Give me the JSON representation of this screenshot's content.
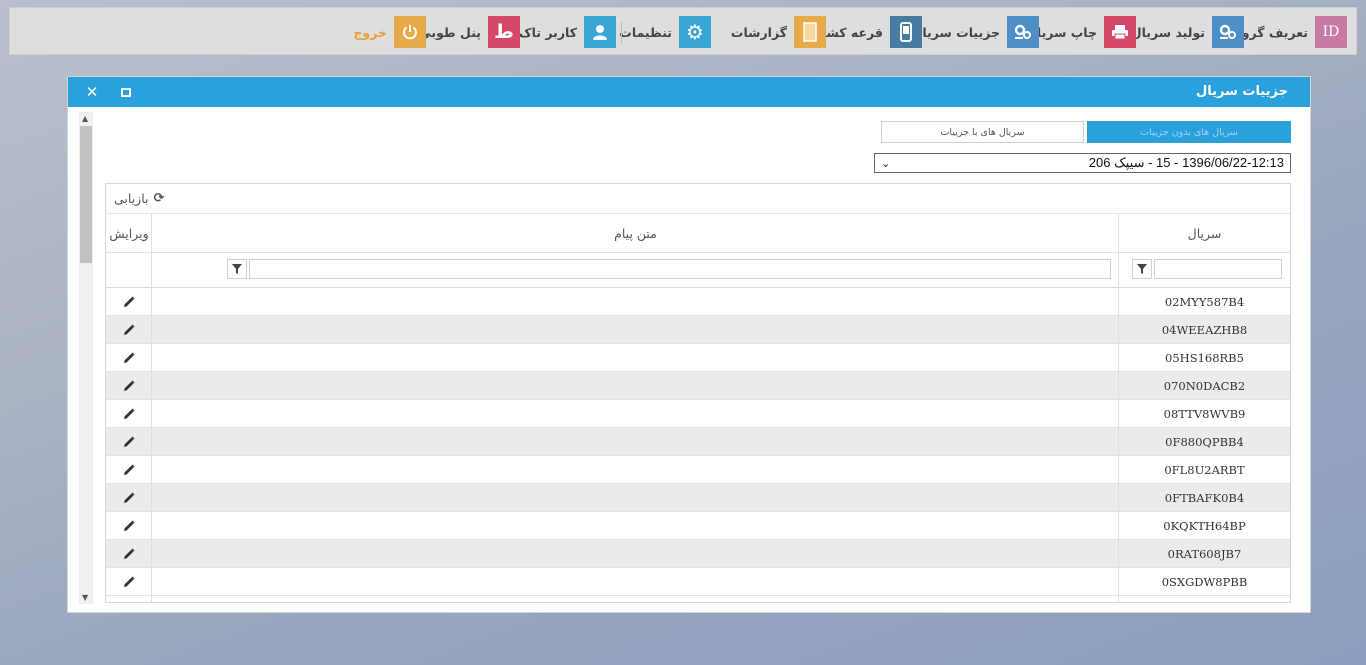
{
  "toolbar": {
    "items": [
      {
        "label": "تعریف گروه",
        "icon": "id-card-icon",
        "color": "#c87aa2"
      },
      {
        "label": "تولید سریال",
        "icon": "cogs-icon",
        "color": "#4f8fc8"
      },
      {
        "label": "چاپ سریال",
        "icon": "printer-icon",
        "color": "#d4486a"
      },
      {
        "label": "جزییات سریال",
        "icon": "cogs-icon",
        "color": "#4f8fc8"
      },
      {
        "label": "قرعه کشی",
        "icon": "mobile-icon",
        "color": "#477c9f"
      },
      {
        "label": "گزارشات",
        "icon": "document-icon",
        "color": "#e7a94a"
      },
      {
        "label": "تنظیمات",
        "icon": "gear-icon",
        "color": "#3aa6d3"
      },
      {
        "label": "کاربر تاک",
        "icon": "user-icon",
        "color": "#3aa6d3"
      },
      {
        "label": "پنل طوبی",
        "icon": "logo-icon",
        "color": "#d4486a"
      },
      {
        "label": "خروج",
        "icon": "power-icon",
        "color": "#e7a94a"
      }
    ]
  },
  "dialog": {
    "title": "جزییات سریال",
    "tabs": {
      "without_details": "سریال های بدون جزییات",
      "with_details": "سریال های با جزییات"
    },
    "select_value": "1396/06/22-12:13 - 15 - سیپک 206",
    "grid": {
      "refresh_label": "بازیابی",
      "columns": {
        "serial": "سریال",
        "message": "متن پیام",
        "edit": "ویرایش"
      },
      "rows": [
        "02MYY587B4",
        "04WEEAZHB8",
        "05HS168RB5",
        "070N0DACB2",
        "08TTV8WVB9",
        "0F880QPBB4",
        "0FL8U2ARBT",
        "0FTBAFK0B4",
        "0KQKTH64BP",
        "0RAT608JB7",
        "0SXGDW8PBB"
      ]
    }
  }
}
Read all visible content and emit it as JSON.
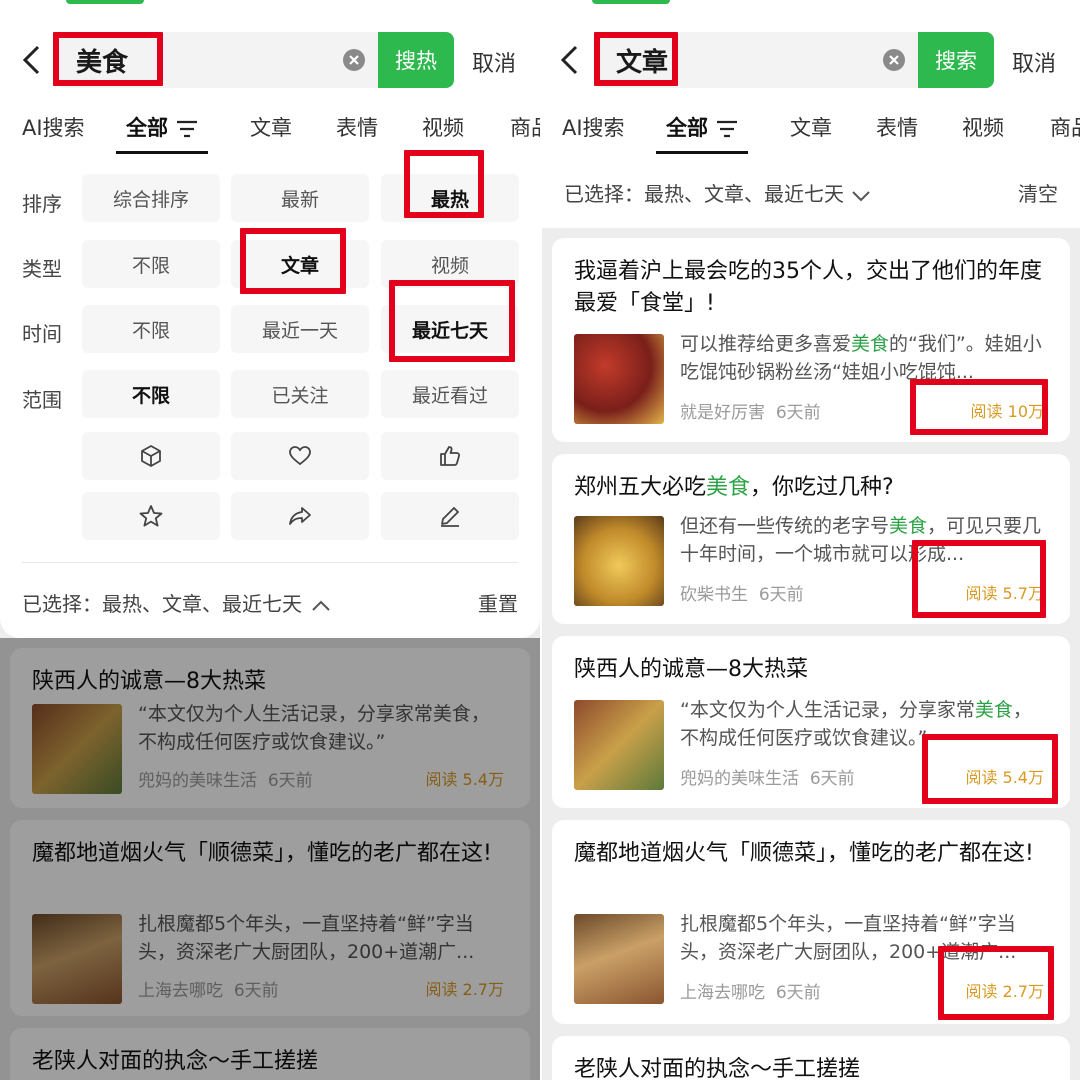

To do >> Retype the whole listing, keeping every line identical and omitting all pictures.

Solution to the exercise >>
Give me the JSON representation of this screenshot's content.
{
  "toolbar": {
    "items": [
      {
        "label": "تعریف گروه",
        "icon": "id-card-icon",
        "color": "#c87aa2"
      },
      {
        "label": "تولید سریال",
        "icon": "cogs-icon",
        "color": "#4f8fc8"
      },
      {
        "label": "چاپ سریال",
        "icon": "printer-icon",
        "color": "#d4486a"
      },
      {
        "label": "جزییات سریال",
        "icon": "cogs-icon",
        "color": "#4f8fc8"
      },
      {
        "label": "قرعه کشی",
        "icon": "mobile-icon",
        "color": "#477c9f"
      },
      {
        "label": "گزارشات",
        "icon": "document-icon",
        "color": "#e7a94a"
      },
      {
        "label": "تنظیمات",
        "icon": "gear-icon",
        "color": "#3aa6d3"
      },
      {
        "label": "کاربر تاک",
        "icon": "user-icon",
        "color": "#3aa6d3"
      },
      {
        "label": "پنل طوبی",
        "icon": "logo-icon",
        "color": "#d4486a"
      },
      {
        "label": "خروج",
        "icon": "power-icon",
        "color": "#e7a94a"
      }
    ]
  },
  "dialog": {
    "title": "جزییات سریال",
    "tabs": {
      "without_details": "سریال های بدون جزییات",
      "with_details": "سریال های با جزییات"
    },
    "select_value": "1396/06/22-12:13 - 15 - سیپک 206",
    "grid": {
      "refresh_label": "بازیابی",
      "columns": {
        "serial": "سریال",
        "message": "متن پیام",
        "edit": "ویرایش"
      },
      "rows": [
        "02MYY587B4",
        "04WEEAZHB8",
        "05HS168RB5",
        "070N0DACB2",
        "08TTV8WVB9",
        "0F880QPBB4",
        "0FL8U2ARBT",
        "0FTBAFK0B4",
        "0KQKTH64BP",
        "0RAT608JB7",
        "0SXGDW8PBB"
      ]
    }
  }
}
Read all visible content and emit it as JSON.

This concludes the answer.